__TASK PROMPT__:
Without the pictures, give the entries below again exactly as written.

__EXERCISE INPUT__:
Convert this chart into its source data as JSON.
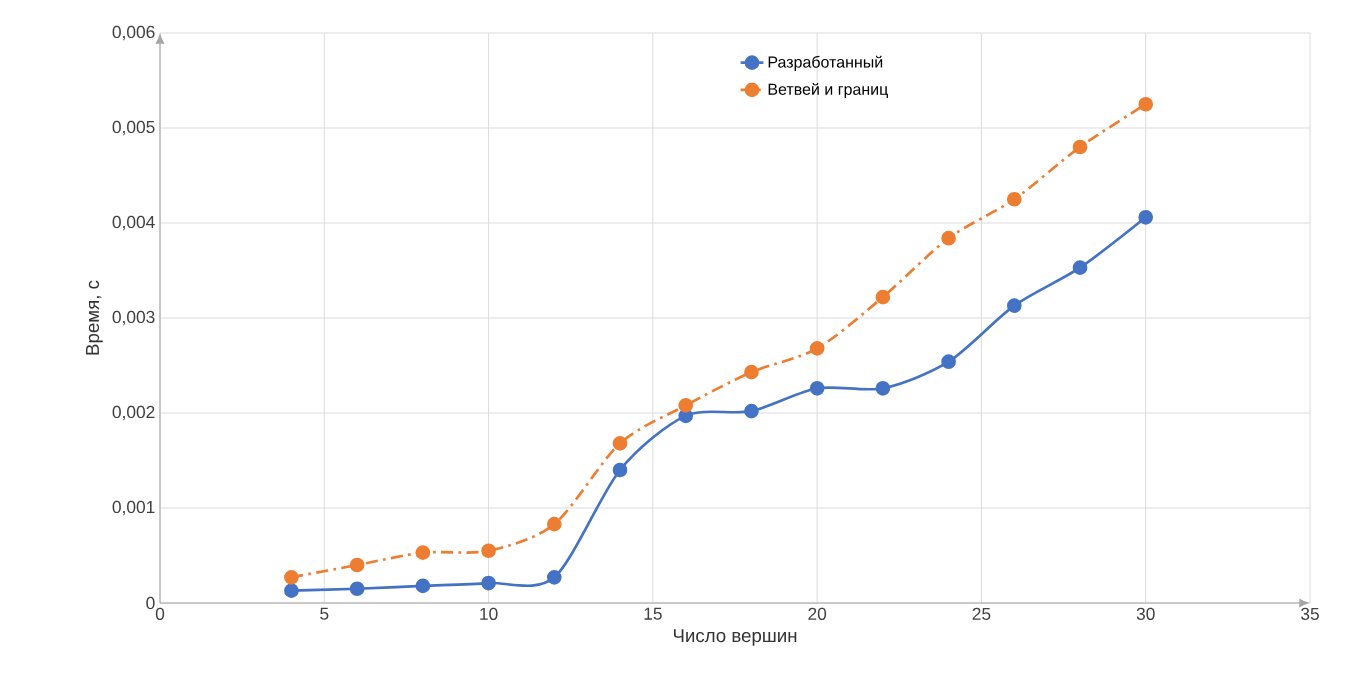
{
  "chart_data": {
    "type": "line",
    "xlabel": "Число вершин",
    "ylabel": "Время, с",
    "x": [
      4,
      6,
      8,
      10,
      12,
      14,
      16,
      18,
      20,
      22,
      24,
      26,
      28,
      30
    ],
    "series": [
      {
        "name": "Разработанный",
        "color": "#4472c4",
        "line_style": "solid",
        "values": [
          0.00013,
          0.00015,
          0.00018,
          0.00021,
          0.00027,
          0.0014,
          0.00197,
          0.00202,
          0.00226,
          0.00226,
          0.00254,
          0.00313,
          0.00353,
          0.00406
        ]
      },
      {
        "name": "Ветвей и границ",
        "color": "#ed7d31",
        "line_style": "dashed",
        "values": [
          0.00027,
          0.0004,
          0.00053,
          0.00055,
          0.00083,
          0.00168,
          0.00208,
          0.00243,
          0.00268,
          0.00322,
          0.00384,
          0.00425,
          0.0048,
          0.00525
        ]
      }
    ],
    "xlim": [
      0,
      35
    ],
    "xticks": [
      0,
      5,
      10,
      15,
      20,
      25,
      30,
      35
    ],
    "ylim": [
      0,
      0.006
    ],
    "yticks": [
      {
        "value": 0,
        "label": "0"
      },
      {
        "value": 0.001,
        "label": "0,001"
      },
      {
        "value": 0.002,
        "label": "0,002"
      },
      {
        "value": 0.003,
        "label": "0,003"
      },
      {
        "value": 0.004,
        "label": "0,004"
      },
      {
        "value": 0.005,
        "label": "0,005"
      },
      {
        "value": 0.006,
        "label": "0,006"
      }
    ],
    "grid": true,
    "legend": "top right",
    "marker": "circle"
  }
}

__RESULT FOR THIS EXERCISE__:
Convert this chart into its source data as JSON.
{
  "chart_data": {
    "type": "line",
    "xlabel": "Число вершин",
    "ylabel": "Время, с",
    "x": [
      4,
      6,
      8,
      10,
      12,
      14,
      16,
      18,
      20,
      22,
      24,
      26,
      28,
      30
    ],
    "series": [
      {
        "name": "Разработанный",
        "color": "#4472c4",
        "line_style": "solid",
        "values": [
          0.00013,
          0.00015,
          0.00018,
          0.00021,
          0.00027,
          0.0014,
          0.00197,
          0.00202,
          0.00226,
          0.00226,
          0.00254,
          0.00313,
          0.00353,
          0.00406
        ]
      },
      {
        "name": "Ветвей и границ",
        "color": "#ed7d31",
        "line_style": "dashed",
        "values": [
          0.00027,
          0.0004,
          0.00053,
          0.00055,
          0.00083,
          0.00168,
          0.00208,
          0.00243,
          0.00268,
          0.00322,
          0.00384,
          0.00425,
          0.0048,
          0.00525
        ]
      }
    ],
    "xlim": [
      0,
      35
    ],
    "xticks": [
      0,
      5,
      10,
      15,
      20,
      25,
      30,
      35
    ],
    "ylim": [
      0,
      0.006
    ],
    "yticks": [
      {
        "value": 0,
        "label": "0"
      },
      {
        "value": 0.001,
        "label": "0,001"
      },
      {
        "value": 0.002,
        "label": "0,002"
      },
      {
        "value": 0.003,
        "label": "0,003"
      },
      {
        "value": 0.004,
        "label": "0,004"
      },
      {
        "value": 0.005,
        "label": "0,005"
      },
      {
        "value": 0.006,
        "label": "0,006"
      }
    ],
    "grid": true,
    "legend": "top right",
    "marker": "circle"
  }
}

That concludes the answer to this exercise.